### Given task:
Show each line of the data below that has the string "chevron" in it.

— START OF Given data —

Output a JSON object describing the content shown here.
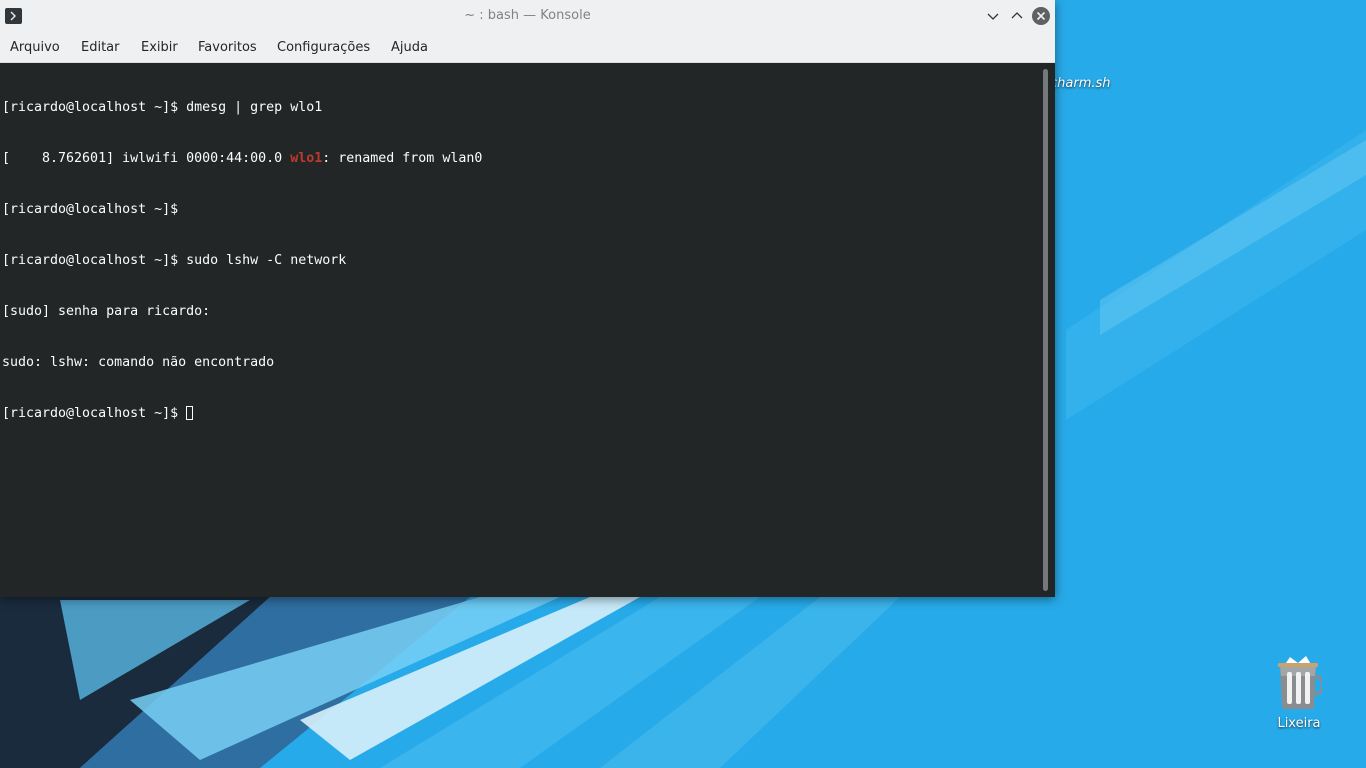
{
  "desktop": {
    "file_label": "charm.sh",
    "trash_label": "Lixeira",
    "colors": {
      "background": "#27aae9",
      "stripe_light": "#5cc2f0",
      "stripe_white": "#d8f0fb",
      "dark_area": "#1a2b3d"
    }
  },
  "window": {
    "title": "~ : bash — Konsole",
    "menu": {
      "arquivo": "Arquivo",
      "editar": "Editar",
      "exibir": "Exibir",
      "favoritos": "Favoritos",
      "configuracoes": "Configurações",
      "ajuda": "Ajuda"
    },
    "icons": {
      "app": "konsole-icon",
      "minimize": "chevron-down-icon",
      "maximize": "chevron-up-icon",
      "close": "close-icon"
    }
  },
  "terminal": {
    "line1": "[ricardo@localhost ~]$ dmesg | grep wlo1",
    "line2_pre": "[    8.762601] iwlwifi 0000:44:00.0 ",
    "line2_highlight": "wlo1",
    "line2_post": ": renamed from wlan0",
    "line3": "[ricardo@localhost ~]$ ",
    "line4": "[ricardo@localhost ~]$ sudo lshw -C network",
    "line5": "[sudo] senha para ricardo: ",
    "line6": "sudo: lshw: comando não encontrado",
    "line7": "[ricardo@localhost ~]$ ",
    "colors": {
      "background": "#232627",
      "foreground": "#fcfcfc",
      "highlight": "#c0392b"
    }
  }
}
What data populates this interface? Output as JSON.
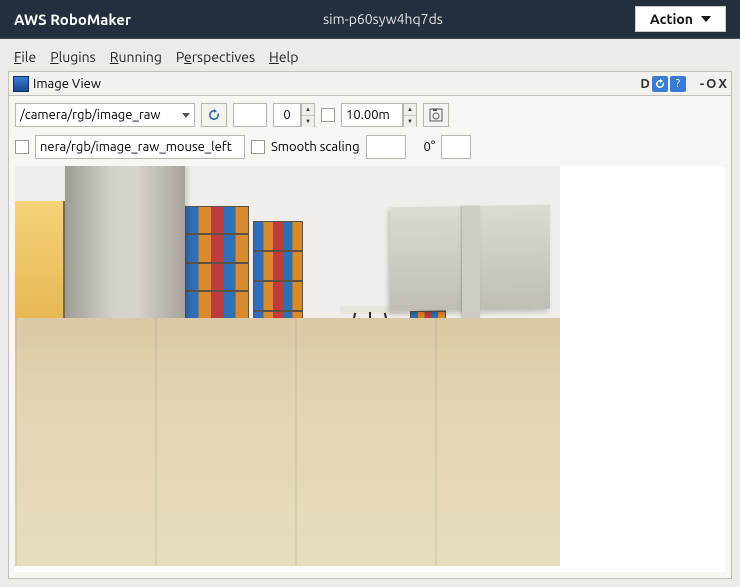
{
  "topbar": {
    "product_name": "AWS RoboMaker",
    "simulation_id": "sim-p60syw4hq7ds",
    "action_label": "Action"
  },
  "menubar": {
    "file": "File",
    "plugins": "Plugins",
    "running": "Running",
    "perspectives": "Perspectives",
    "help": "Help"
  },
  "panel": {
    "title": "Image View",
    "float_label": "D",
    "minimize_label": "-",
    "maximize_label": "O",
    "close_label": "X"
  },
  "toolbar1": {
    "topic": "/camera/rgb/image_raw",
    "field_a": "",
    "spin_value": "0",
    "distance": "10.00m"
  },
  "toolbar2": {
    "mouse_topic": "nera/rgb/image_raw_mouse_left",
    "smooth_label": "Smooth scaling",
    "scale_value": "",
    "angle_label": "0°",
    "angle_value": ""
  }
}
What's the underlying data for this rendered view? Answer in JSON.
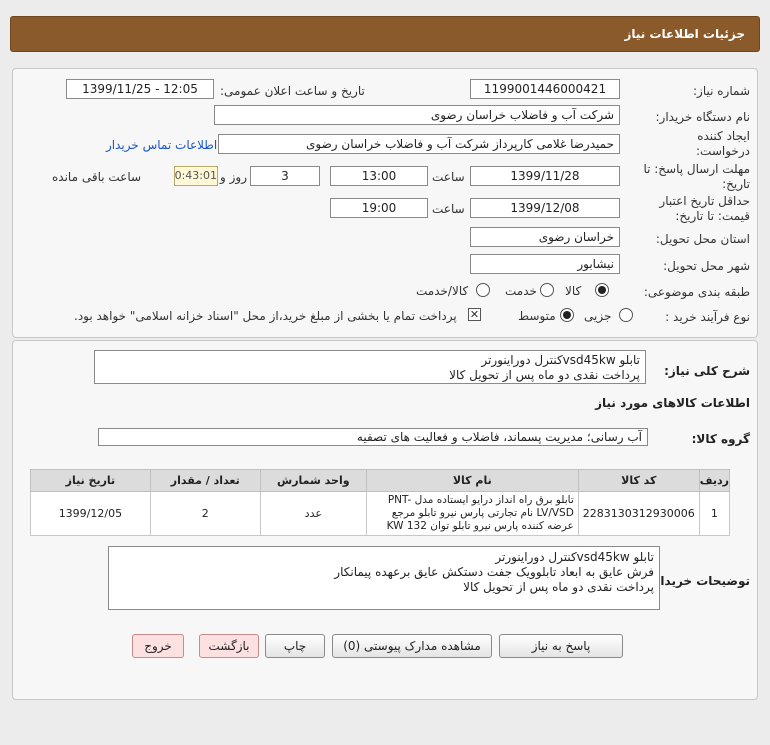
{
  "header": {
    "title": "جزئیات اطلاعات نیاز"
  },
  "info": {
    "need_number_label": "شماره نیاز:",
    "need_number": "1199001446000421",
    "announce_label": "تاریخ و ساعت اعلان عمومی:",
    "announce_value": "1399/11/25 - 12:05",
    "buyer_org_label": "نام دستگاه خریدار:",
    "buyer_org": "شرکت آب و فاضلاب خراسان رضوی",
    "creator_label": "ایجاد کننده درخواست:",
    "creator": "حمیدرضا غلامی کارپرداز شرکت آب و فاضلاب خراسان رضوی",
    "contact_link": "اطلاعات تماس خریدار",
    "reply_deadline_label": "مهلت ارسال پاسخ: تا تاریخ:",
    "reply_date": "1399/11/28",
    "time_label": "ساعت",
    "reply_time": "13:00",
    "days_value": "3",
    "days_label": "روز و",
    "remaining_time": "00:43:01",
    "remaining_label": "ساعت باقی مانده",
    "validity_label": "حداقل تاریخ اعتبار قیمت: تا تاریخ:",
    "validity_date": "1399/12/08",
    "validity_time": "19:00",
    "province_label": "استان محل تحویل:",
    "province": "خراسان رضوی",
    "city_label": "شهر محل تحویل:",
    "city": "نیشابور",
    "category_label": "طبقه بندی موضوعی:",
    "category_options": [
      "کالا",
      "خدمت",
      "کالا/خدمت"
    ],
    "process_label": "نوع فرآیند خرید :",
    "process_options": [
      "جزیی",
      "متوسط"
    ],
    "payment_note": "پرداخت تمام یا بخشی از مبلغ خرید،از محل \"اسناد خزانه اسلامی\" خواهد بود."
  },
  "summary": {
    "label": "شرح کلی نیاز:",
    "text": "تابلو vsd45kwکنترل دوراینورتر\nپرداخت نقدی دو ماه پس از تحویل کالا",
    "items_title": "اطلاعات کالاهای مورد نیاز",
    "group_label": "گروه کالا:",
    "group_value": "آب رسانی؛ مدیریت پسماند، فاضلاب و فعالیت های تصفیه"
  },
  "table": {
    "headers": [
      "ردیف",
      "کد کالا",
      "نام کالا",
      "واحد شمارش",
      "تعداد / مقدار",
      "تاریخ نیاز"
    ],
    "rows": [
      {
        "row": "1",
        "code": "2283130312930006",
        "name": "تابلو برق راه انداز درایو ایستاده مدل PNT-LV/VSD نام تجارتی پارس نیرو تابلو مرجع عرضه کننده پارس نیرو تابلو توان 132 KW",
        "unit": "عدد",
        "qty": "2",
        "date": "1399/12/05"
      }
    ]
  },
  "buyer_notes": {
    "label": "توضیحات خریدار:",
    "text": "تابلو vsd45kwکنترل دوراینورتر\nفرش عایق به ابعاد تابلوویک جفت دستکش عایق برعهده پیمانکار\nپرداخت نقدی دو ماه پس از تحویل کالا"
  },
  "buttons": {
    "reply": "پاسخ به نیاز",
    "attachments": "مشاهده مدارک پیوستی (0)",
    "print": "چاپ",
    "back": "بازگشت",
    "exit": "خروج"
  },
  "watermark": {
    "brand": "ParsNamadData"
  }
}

— END OF Given data —

### The output:
      "minimize": "chevron-down-icon",
      "maximize": "chevron-up-icon",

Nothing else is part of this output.